YOUR INSTRUCTIONS: Please write the listing below out again exactly, leaving every picture behind.

___ ENTRIES SHOWN ___

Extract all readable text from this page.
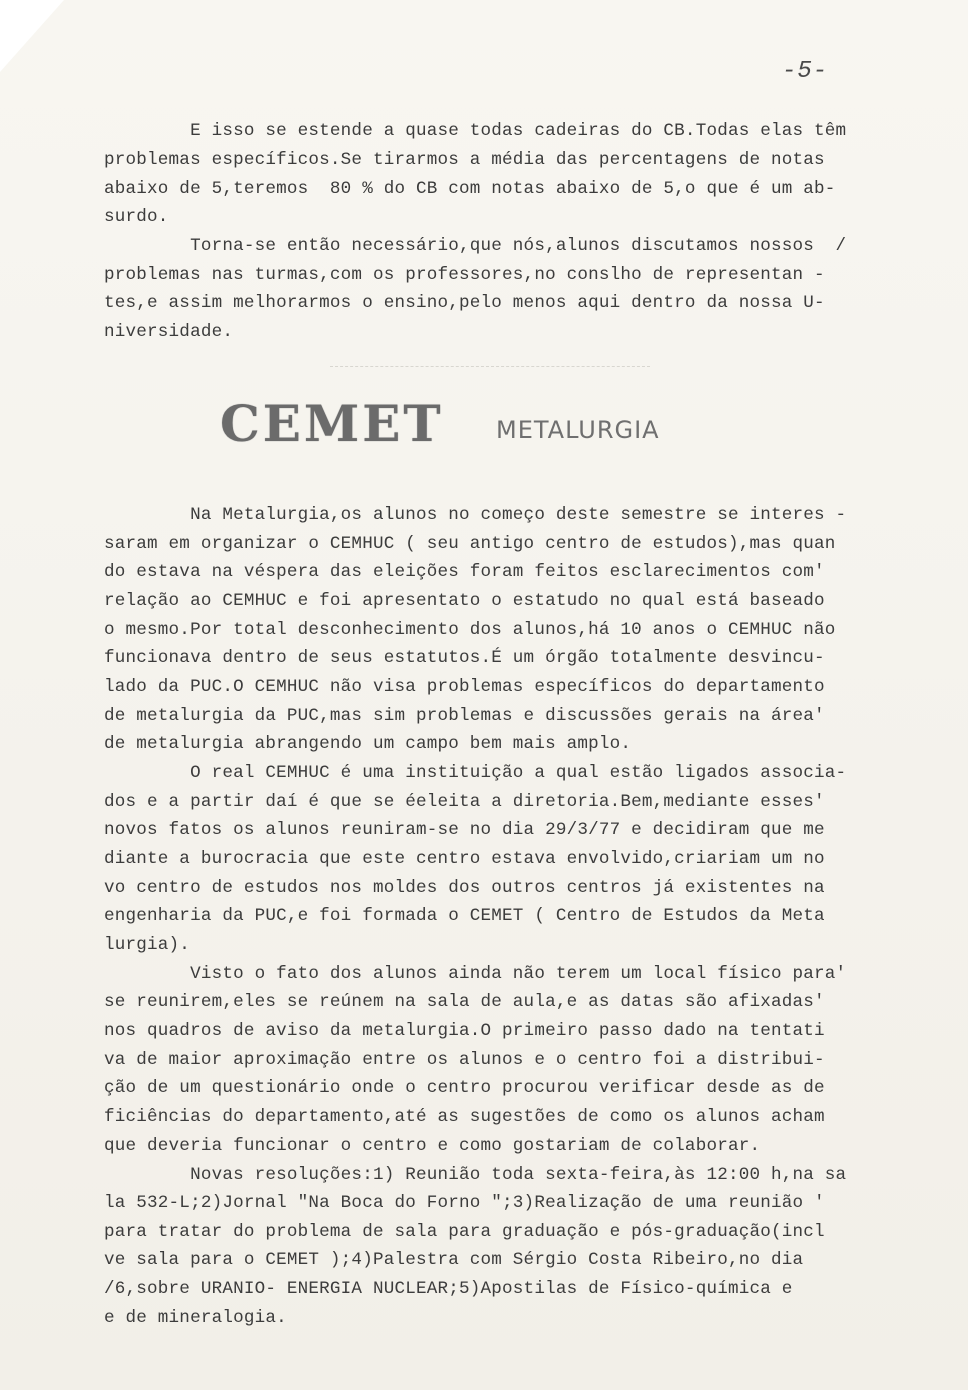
-5-
E isso se estende a quase todas cadeiras do CB.Todas elas têm
problemas específicos.Se tirarmos a média das percentagens de notas
abaixo de 5,teremos  80 % do CB com notas abaixo de 5,o que é um ab-
surdo.
Torna-se então necessário,que nós,alunos discutamos nossos  /
problemas nas turmas,com os professores,no conslho de representan -
tes,e assim melhorarmos o ensino,pelo menos aqui dentro da nossa U-
niversidade.
CEMET METALURGIA
Na Metalurgia,os alunos no começo deste semestre se interes -
saram em organizar o CEMHUC ( seu antigo centro de estudos),mas quan
do estava na véspera das eleições foram feitos esclarecimentos com'
relação ao CEMHUC e foi apresentato o estatudo no qual está baseado
o mesmo.Por total desconhecimento dos alunos,há 10 anos o CEMHUC não
funcionava dentro de seus estatutos.É um órgão totalmente desvincu-
lado da PUC.O CEMHUC não visa problemas específicos do departamento
de metalurgia da PUC,mas sim problemas e discussões gerais na área'
de metalurgia abrangendo um campo bem mais amplo.
O real CEMHUC é uma instituição a qual estão ligados associa-
dos e a partir daí é que se éeleita a diretoria.Bem,mediante esses'
novos fatos os alunos reuniram-se no dia 29/3/77 e decidiram que me
diante a burocracia que este centro estava envolvido,criariam um no
vo centro de estudos nos moldes dos outros centros já existentes na
engenharia da PUC,e foi formada o CEMET ( Centro de Estudos da Meta
lurgia).
Visto o fato dos alunos ainda não terem um local físico para'
se reunirem,eles se reúnem na sala de aula,e as datas são afixadas'
nos quadros de aviso da metalurgia.O primeiro passo dado na tentati
va de maior aproximação entre os alunos e o centro foi a distribui-
ção de um questionário onde o centro procurou verificar desde as de
ficiências do departamento,até as sugestões de como os alunos acham
que deveria funcionar o centro e como gostariam de colaborar.
Novas resoluções:1) Reunião toda sexta-feira,às 12:00 h,na sa
la 532-L;2)Jornal "Na Boca do Forno ";3)Realização de uma reunião '
para tratar do problema de sala para graduação e pós-graduação(incl
ve sala para o CEMET );4)Palestra com Sérgio Costa Ribeiro,no dia
/6,sobre URANIO- ENERGIA NUCLEAR;5)Apostilas de Físico-química e
e de mineralogia.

___

THE REPLY:
Extract all readable text from this page.
-5-
E isso se estende a quase todas cadeiras do CB.Todas elas têm
problemas específicos.Se tirarmos a média das percentagens de notas
abaixo de 5,teremos  80 % do CB com notas abaixo de 5,o que é um ab-
surdo.
Torna-se então necessário,que nós,alunos discutamos nossos  /
problemas nas turmas,com os professores,no conslho de representan -
tes,e assim melhorarmos o ensino,pelo menos aqui dentro da nossa U-
niversidade.
CEMET METALURGIA
Na Metalurgia,os alunos no começo deste semestre se interes -
saram em organizar o CEMHUC ( seu antigo centro de estudos),mas quan
do estava na véspera das eleições foram feitos esclarecimentos com'
relação ao CEMHUC e foi apresentato o estatudo no qual está baseado
o mesmo.Por total desconhecimento dos alunos,há 10 anos o CEMHUC não
funcionava dentro de seus estatutos.É um órgão totalmente desvincu-
lado da PUC.O CEMHUC não visa problemas específicos do departamento
de metalurgia da PUC,mas sim problemas e discussões gerais na área'
de metalurgia abrangendo um campo bem mais amplo.
O real CEMHUC é uma instituição a qual estão ligados associa-
dos e a partir daí é que se éeleita a diretoria.Bem,mediante esses'
novos fatos os alunos reuniram-se no dia 29/3/77 e decidiram que me
diante a burocracia que este centro estava envolvido,criariam um no
vo centro de estudos nos moldes dos outros centros já existentes na
engenharia da PUC,e foi formada o CEMET ( Centro de Estudos da Meta
lurgia).
Visto o fato dos alunos ainda não terem um local físico para'
se reunirem,eles se reúnem na sala de aula,e as datas são afixadas'
nos quadros de aviso da metalurgia.O primeiro passo dado na tentati
va de maior aproximação entre os alunos e o centro foi a distribui-
ção de um questionário onde o centro procurou verificar desde as de
ficiências do departamento,até as sugestões de como os alunos acham
que deveria funcionar o centro e como gostariam de colaborar.
Novas resoluções:1) Reunião toda sexta-feira,às 12:00 h,na sa
la 532-L;2)Jornal "Na Boca do Forno ";3)Realização de uma reunião '
para tratar do problema de sala para graduação e pós-graduação(incl
ve sala para o CEMET );4)Palestra com Sérgio Costa Ribeiro,no dia
/6,sobre URANIO- ENERGIA NUCLEAR;5)Apostilas de Físico-química e
e de mineralogia.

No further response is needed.